___ DATA FOR THE TASK
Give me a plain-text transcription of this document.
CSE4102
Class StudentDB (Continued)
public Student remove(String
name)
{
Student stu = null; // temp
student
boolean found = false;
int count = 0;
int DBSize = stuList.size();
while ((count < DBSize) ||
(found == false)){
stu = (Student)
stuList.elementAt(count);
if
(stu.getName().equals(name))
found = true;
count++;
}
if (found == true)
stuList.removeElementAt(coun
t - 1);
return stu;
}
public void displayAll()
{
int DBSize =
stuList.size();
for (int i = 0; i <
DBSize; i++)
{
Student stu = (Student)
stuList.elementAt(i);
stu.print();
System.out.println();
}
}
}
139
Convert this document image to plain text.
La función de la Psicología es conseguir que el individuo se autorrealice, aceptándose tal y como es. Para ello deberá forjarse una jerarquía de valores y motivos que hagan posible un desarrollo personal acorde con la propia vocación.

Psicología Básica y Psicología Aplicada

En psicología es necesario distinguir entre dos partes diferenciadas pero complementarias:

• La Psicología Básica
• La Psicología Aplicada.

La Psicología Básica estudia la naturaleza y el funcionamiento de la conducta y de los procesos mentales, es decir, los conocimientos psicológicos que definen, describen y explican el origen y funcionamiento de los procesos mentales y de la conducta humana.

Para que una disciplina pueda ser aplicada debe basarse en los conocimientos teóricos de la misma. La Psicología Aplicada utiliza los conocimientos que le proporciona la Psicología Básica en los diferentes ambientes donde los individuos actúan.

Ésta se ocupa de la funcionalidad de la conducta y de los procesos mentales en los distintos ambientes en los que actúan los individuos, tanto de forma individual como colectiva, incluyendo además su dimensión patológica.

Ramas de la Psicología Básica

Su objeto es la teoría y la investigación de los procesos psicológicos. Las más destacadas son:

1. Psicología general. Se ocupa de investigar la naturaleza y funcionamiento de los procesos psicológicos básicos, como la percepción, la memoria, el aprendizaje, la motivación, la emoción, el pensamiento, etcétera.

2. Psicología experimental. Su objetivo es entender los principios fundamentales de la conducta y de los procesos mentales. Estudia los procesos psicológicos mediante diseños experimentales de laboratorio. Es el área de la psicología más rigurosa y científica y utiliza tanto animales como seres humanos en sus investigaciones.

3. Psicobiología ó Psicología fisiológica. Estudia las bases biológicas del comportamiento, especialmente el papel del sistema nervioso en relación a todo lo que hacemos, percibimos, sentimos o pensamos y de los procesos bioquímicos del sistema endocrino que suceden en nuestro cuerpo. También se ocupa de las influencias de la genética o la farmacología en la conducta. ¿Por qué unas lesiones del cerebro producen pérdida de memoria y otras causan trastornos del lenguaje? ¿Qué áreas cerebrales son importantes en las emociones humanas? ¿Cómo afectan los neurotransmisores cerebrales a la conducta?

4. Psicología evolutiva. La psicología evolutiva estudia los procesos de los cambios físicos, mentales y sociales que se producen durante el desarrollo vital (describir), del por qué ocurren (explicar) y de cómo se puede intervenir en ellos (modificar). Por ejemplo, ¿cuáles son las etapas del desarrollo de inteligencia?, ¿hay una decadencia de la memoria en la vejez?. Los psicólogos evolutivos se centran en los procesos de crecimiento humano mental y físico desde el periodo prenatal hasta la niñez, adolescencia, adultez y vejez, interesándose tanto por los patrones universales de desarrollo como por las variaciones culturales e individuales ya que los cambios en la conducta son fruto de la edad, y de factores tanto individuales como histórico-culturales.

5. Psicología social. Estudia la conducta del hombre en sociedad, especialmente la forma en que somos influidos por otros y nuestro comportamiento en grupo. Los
______
▶ **WRITTEN INSTRUCTION**: Print all the data exactly.

▶ **TASK SOLUTION**:
Give me a plain-text transcription of this document.
CSE4102
Class StudentDB (Continued)
public Student remove(String
name)
{
Student stu = null; // temp
student
boolean found = false;
int count = 0;
int DBSize = stuList.size();
while ((count < DBSize) ||
(found == false)){
stu = (Student)
stuList.elementAt(count);
if
(stu.getName().equals(name))
found = true;
count++;
}
if (found == true)
stuList.removeElementAt(coun
t - 1);
return stu;
}
public void displayAll()
{
int DBSize =
stuList.size();
for (int i = 0; i <
DBSize; i++)
{
Student stu = (Student)
stuList.elementAt(i);
stu.print();
System.out.println();
}
}
}
139
Convert this document image to plain text.
La función de la Psicología es conseguir que el individuo se autorrealice, aceptándose tal y como es. Para ello deberá forjarse una jerarquía de valores y motivos que hagan posible un desarrollo personal acorde con la propia vocación.

Psicología Básica y Psicología Aplicada

En psicología es necesario distinguir entre dos partes diferenciadas pero complementarias:

• La Psicología Básica
• La Psicología Aplicada.

La Psicología Básica estudia la naturaleza y el funcionamiento de la conducta y de los procesos mentales, es decir, los conocimientos psicológicos que definen, describen y explican el origen y funcionamiento de los procesos mentales y de la conducta humana.

Para que una disciplina pueda ser aplicada debe basarse en los conocimientos teóricos de la misma. La Psicología Aplicada utiliza los conocimientos que le proporciona la Psicología Básica en los diferentes ambientes donde los individuos actúan.

Ésta se ocupa de la funcionalidad de la conducta y de los procesos mentales en los distintos ambientes en los que actúan los individuos, tanto de forma individual como colectiva, incluyendo además su dimensión patológica.

Ramas de la Psicología Básica

Su objeto es la teoría y la investigación de los procesos psicológicos. Las más destacadas son:

1. Psicología general. Se ocupa de investigar la naturaleza y funcionamiento de los procesos psicológicos básicos, como la percepción, la memoria, el aprendizaje, la motivación, la emoción, el pensamiento, etcétera.

2. Psicología experimental. Su objetivo es entender los principios fundamentales de la conducta y de los procesos mentales. Estudia los procesos psicológicos mediante diseños experimentales de laboratorio. Es el área de la psicología más rigurosa y científica y utiliza tanto animales como seres humanos en sus investigaciones.

3. Psicobiología ó Psicología fisiológica. Estudia las bases biológicas del comportamiento, especialmente el papel del sistema nervioso en relación a todo lo que hacemos, percibimos, sentimos o pensamos y de los procesos bioquímicos del sistema endocrino que suceden en nuestro cuerpo. También se ocupa de las influencias de la genética o la farmacología en la conducta. ¿Por qué unas lesiones del cerebro producen pérdida de memoria y otras causan trastornos del lenguaje? ¿Qué áreas cerebrales son importantes en las emociones humanas? ¿Cómo afectan los neurotransmisores cerebrales a la conducta?

4. Psicología evolutiva. La psicología evolutiva estudia los procesos de los cambios físicos, mentales y sociales que se producen durante el desarrollo vital (describir), del por qué ocurren (explicar) y de cómo se puede intervenir en ellos (modificar). Por ejemplo, ¿cuáles son las etapas del desarrollo de inteligencia?, ¿hay una decadencia de la memoria en la vejez?. Los psicólogos evolutivos se centran en los procesos de crecimiento humano mental y físico desde el periodo prenatal hasta la niñez, adolescencia, adultez y vejez, interesándose tanto por los patrones universales de desarrollo como por las variaciones culturales e individuales ya que los cambios en la conducta son fruto de la edad, y de factores tanto individuales como histórico-culturales.

5. Psicología social. Estudia la conducta del hombre en sociedad, especialmente la forma en que somos influidos por otros y nuestro comportamiento en grupo. Los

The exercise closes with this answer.